STATED GOAL: Examine the entries and show every line in which the word "Encoding" is found.

Collected data:
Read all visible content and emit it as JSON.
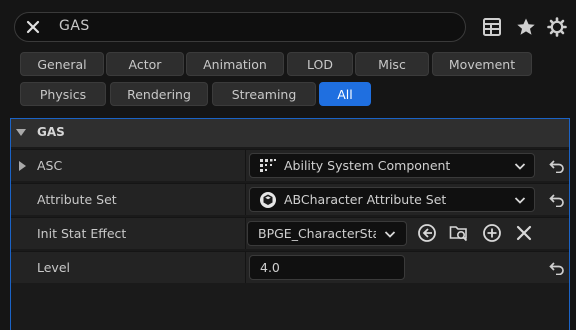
{
  "search": {
    "value": "GAS"
  },
  "toolbar": {
    "icons": [
      "table-view-icon",
      "star-icon",
      "gear-icon"
    ]
  },
  "filters": [
    {
      "label": "General",
      "active": false
    },
    {
      "label": "Actor",
      "active": false
    },
    {
      "label": "Animation",
      "active": false
    },
    {
      "label": "LOD",
      "active": false
    },
    {
      "label": "Misc",
      "active": false
    },
    {
      "label": "Movement",
      "active": false
    },
    {
      "label": "Physics",
      "active": false
    },
    {
      "label": "Rendering",
      "active": false
    },
    {
      "label": "Streaming",
      "active": false
    },
    {
      "label": "All",
      "active": true
    }
  ],
  "category": {
    "title": "GAS"
  },
  "properties": {
    "asc": {
      "label": "ASC",
      "value": "Ability System Component"
    },
    "attribute_set": {
      "label": "Attribute Set",
      "value": "ABCharacter Attribute Set"
    },
    "init_stat_effect": {
      "label": "Init Stat Effect",
      "value": "BPGE_CharacterStat"
    },
    "level": {
      "label": "Level",
      "value": "4.0"
    }
  },
  "colors": {
    "accent": "#1f6fe0",
    "panel_border": "#1b63c6"
  }
}
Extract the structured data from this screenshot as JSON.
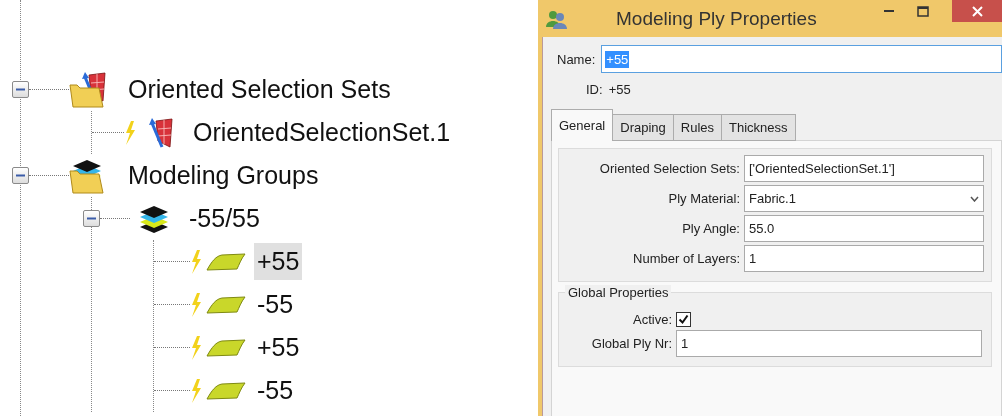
{
  "tree": [
    {
      "label": "Oriented Selection Sets",
      "kind": "oss-folder",
      "expanded": true,
      "selected": false,
      "children": [
        {
          "label": "OrientedSelectionSet.1",
          "kind": "oss",
          "selected": false
        }
      ]
    },
    {
      "label": "Modeling Groups",
      "kind": "group-folder",
      "expanded": true,
      "selected": false,
      "children": [
        {
          "label": "-55/55",
          "kind": "group",
          "expanded": true,
          "selected": false,
          "children": [
            {
              "label": "+55",
              "kind": "ply",
              "selected": true
            },
            {
              "label": "-55",
              "kind": "ply",
              "selected": false
            },
            {
              "label": "+55",
              "kind": "ply",
              "selected": false
            },
            {
              "label": "-55",
              "kind": "ply",
              "selected": false
            }
          ]
        }
      ]
    }
  ],
  "dialog": {
    "title": "Modeling Ply Properties",
    "name": {
      "label": "Name:",
      "value": "+55",
      "highlighted": true
    },
    "id": {
      "label": "ID:",
      "value": "+55"
    },
    "tabs": [
      {
        "label": "General",
        "selected": true
      },
      {
        "label": "Draping",
        "selected": false
      },
      {
        "label": "Rules",
        "selected": false
      },
      {
        "label": "Thickness",
        "selected": false
      }
    ],
    "fields": [
      {
        "kind": "text",
        "label": "Oriented Selection Sets:",
        "value": "['OrientedSelectionSet.1']"
      },
      {
        "kind": "dropdown",
        "label": "Ply Material:",
        "value": "Fabric.1"
      },
      {
        "kind": "text",
        "label": "Ply Angle:",
        "value": "55.0"
      },
      {
        "kind": "text",
        "label": "Number of Layers:",
        "value": "1"
      }
    ],
    "global_properties": {
      "title": "Global Properties",
      "fields": [
        {
          "kind": "checkbox",
          "label": "Active:",
          "checked": true
        },
        {
          "kind": "text",
          "label": "Global Ply Nr:",
          "value": "1"
        }
      ]
    }
  }
}
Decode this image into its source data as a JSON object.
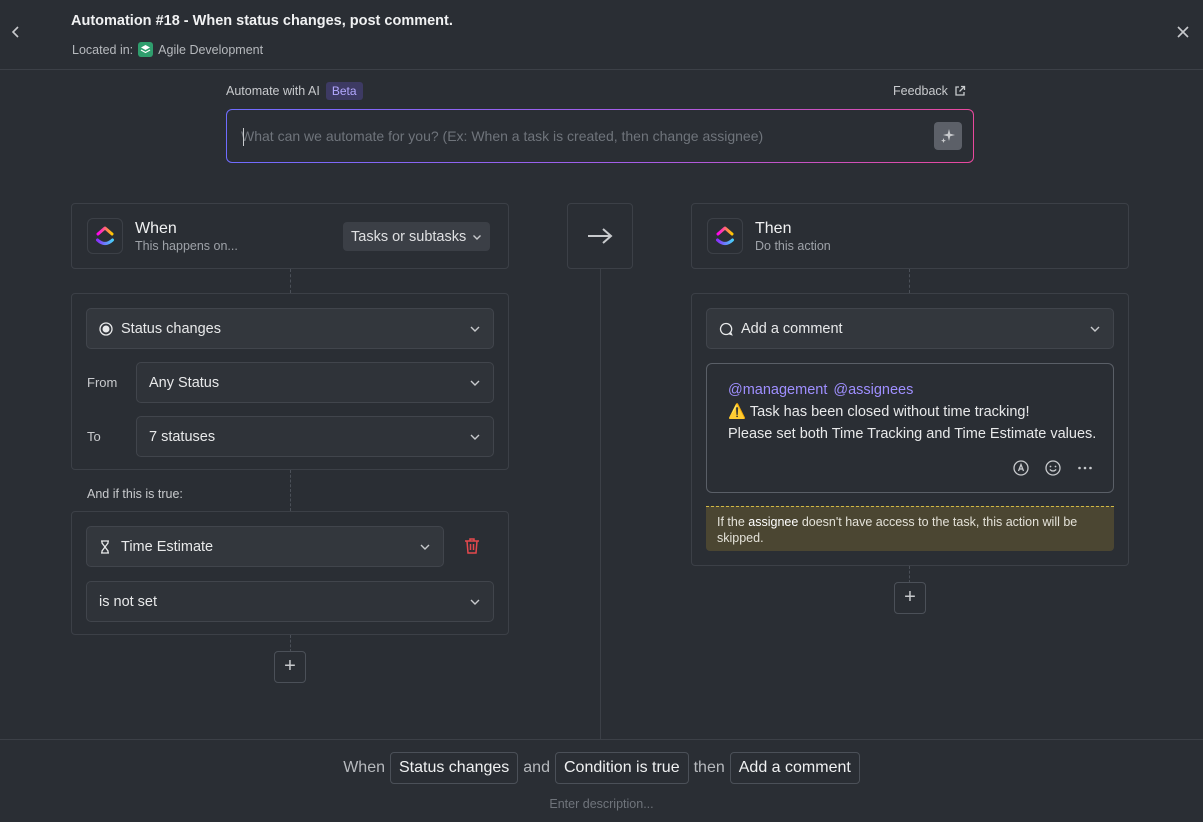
{
  "header": {
    "title": "Automation #18 - When status changes, post comment.",
    "located_label": "Located in:",
    "location": "Agile Development"
  },
  "ai": {
    "label": "Automate with AI",
    "badge": "Beta",
    "feedback": "Feedback",
    "placeholder": "What can we automate for you? (Ex: When a task is created, then change assignee)"
  },
  "when": {
    "title": "When",
    "subtitle": "This happens on...",
    "scope": "Tasks or subtasks",
    "trigger": "Status changes",
    "from_label": "From",
    "from_value": "Any Status",
    "to_label": "To",
    "to_value": "7 statuses"
  },
  "condition": {
    "label": "And if this is true:",
    "field": "Time Estimate",
    "operator": "is not set"
  },
  "then": {
    "title": "Then",
    "subtitle": "Do this action",
    "action": "Add a comment",
    "mentions": [
      "@management",
      "@assignees"
    ],
    "line1": "Task has been closed without time tracking!",
    "line2": "Please set both Time Tracking and Time Estimate values.",
    "warning_emoji": "⚠️",
    "note_prefix": "If the",
    "note_bold": "assignee",
    "note_suffix": "doesn't have access to the task, this action will be skipped."
  },
  "summary": {
    "when": "When",
    "trigger": "Status changes",
    "and": "and",
    "condition": "Condition is true",
    "then": "then",
    "action": "Add a comment",
    "description_placeholder": "Enter description..."
  },
  "colors": {
    "background": "#2a2e34",
    "accent_purple": "#9f8fff",
    "delete_red": "#e5484d",
    "note_bg": "#4b4632"
  }
}
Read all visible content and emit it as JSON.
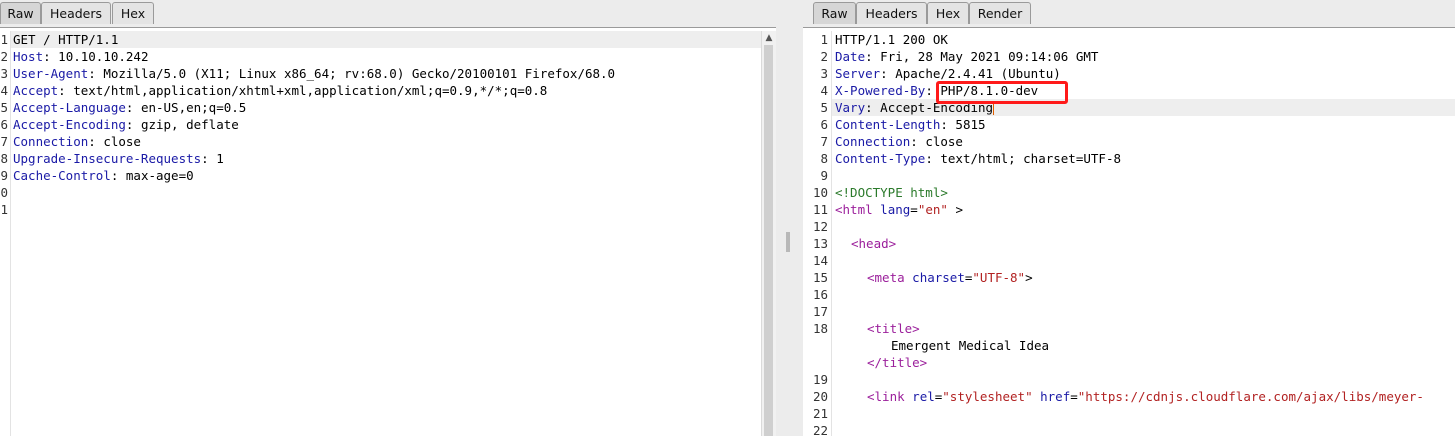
{
  "request": {
    "tabs": [
      "Raw",
      "Headers",
      "Hex"
    ],
    "line_numbers": [
      "1",
      "2",
      "3",
      "4",
      "5",
      "6",
      "7",
      "8",
      "9",
      "0",
      "1"
    ],
    "lines": [
      {
        "plain": "GET / HTTP/1.1"
      },
      {
        "key": "Host",
        "sep": ": ",
        "value": "10.10.10.242"
      },
      {
        "key": "User-Agent",
        "sep": ": ",
        "value": "Mozilla/5.0 (X11; Linux x86_64; rv:68.0) Gecko/20100101 Firefox/68.0"
      },
      {
        "key": "Accept",
        "sep": ": ",
        "value": "text/html,application/xhtml+xml,application/xml;q=0.9,*/*;q=0.8"
      },
      {
        "key": "Accept-Language",
        "sep": ": ",
        "value": "en-US,en;q=0.5"
      },
      {
        "key": "Accept-Encoding",
        "sep": ": ",
        "value": "gzip, deflate"
      },
      {
        "key": "Connection",
        "sep": ": ",
        "value": "close"
      },
      {
        "key": "Upgrade-Insecure-Requests",
        "sep": ": ",
        "value": "1"
      },
      {
        "key": "Cache-Control",
        "sep": ": ",
        "value": "max-age=0"
      }
    ]
  },
  "response": {
    "tabs": [
      "Raw",
      "Headers",
      "Hex",
      "Render"
    ],
    "status_line": "HTTP/1.1 200 OK",
    "headers": [
      {
        "key": "Date",
        "sep": ": ",
        "value": "Fri, 28 May 2021 09:14:06 GMT"
      },
      {
        "key": "Server",
        "sep": ": ",
        "value": "Apache/2.4.41 (Ubuntu)"
      },
      {
        "key": "X-Powered-By",
        "sep": ": ",
        "value": "PHP/8.1.0-dev"
      },
      {
        "key": "Vary",
        "sep": ": ",
        "value": "Accept-Encoding"
      },
      {
        "key": "Content-Length",
        "sep": ": ",
        "value": "5815"
      },
      {
        "key": "Connection",
        "sep": ": ",
        "value": "close"
      },
      {
        "key": "Content-Type",
        "sep": ": ",
        "value": "text/html; charset=UTF-8"
      }
    ],
    "body": {
      "doctype": "<!DOCTYPE html>",
      "html_open": "<html",
      "lang_attr": "lang",
      "lang_val": "\"en\"",
      "html_close": " >",
      "head_tag": "<head>",
      "meta_open": "<meta",
      "meta_attr": "charset",
      "meta_val": "\"UTF-8\"",
      "meta_close": ">",
      "title_open": "<title>",
      "title_text": "Emergent Medical Idea",
      "title_close": "</title>",
      "link_open": "<link",
      "link_rel_attr": "rel",
      "link_rel_val": "\"stylesheet\"",
      "link_href_attr": "href",
      "link_href_val": "\"https://cdnjs.cloudflare.com/ajax/libs/meyer-"
    },
    "line_numbers": [
      "1",
      "2",
      "3",
      "4",
      "5",
      "6",
      "7",
      "8",
      "9",
      "10",
      "11",
      "12",
      "13",
      "14",
      "15",
      "16",
      "17",
      "18",
      "19",
      "20",
      "21",
      "22"
    ]
  },
  "colors": {
    "highlight_box": "#ff1a1a"
  }
}
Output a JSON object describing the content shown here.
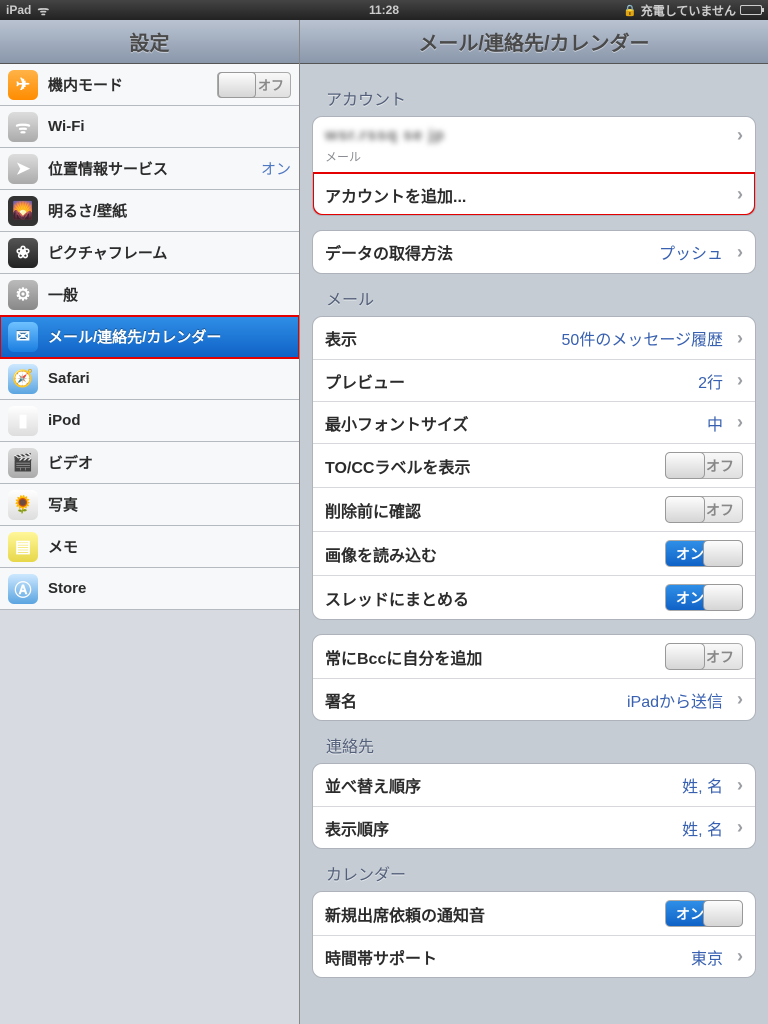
{
  "status": {
    "device": "iPad",
    "time": "11:28",
    "charging_text": "充電していません"
  },
  "sidebar": {
    "title": "設定",
    "items": [
      {
        "label": "機内モード",
        "toggle_off": "オフ"
      },
      {
        "label": "Wi-Fi",
        "value": ""
      },
      {
        "label": "位置情報サービス",
        "value": "オン"
      },
      {
        "label": "明るさ/壁紙"
      },
      {
        "label": "ピクチャフレーム"
      },
      {
        "label": "一般"
      },
      {
        "label": "メール/連絡先/カレンダー"
      },
      {
        "label": "Safari"
      },
      {
        "label": "iPod"
      },
      {
        "label": "ビデオ"
      },
      {
        "label": "写真"
      },
      {
        "label": "メモ"
      },
      {
        "label": "Store"
      }
    ]
  },
  "detail": {
    "title": "メール/連絡先/カレンダー",
    "accounts_label": "アカウント",
    "account_blur": "wsr.rssq se jp",
    "account_sub": "メール",
    "add_account": "アカウントを追加...",
    "fetch_label": "データの取得方法",
    "fetch_value": "プッシュ",
    "mail_label": "メール",
    "show": "表示",
    "show_value": "50件のメッセージ履歴",
    "preview": "プレビュー",
    "preview_value": "2行",
    "min_font": "最小フォントサイズ",
    "min_font_value": "中",
    "tocc": "TO/CCラベルを表示",
    "confirm_delete": "削除前に確認",
    "load_images": "画像を読み込む",
    "thread": "スレッドにまとめる",
    "bcc_self": "常にBccに自分を追加",
    "signature": "署名",
    "signature_value": "iPadから送信",
    "contacts_label": "連絡先",
    "sort_order": "並べ替え順序",
    "sort_order_value": "姓, 名",
    "display_order": "表示順序",
    "display_order_value": "姓, 名",
    "calendar_label": "カレンダー",
    "new_invite": "新規出席依頼の通知音",
    "tz_support": "時間帯サポート",
    "tz_value": "東京",
    "on": "オン",
    "off": "オフ"
  }
}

FINAL RESULT:
        "key": "Accept-Encoding",
        "value": "Accept-Encoding"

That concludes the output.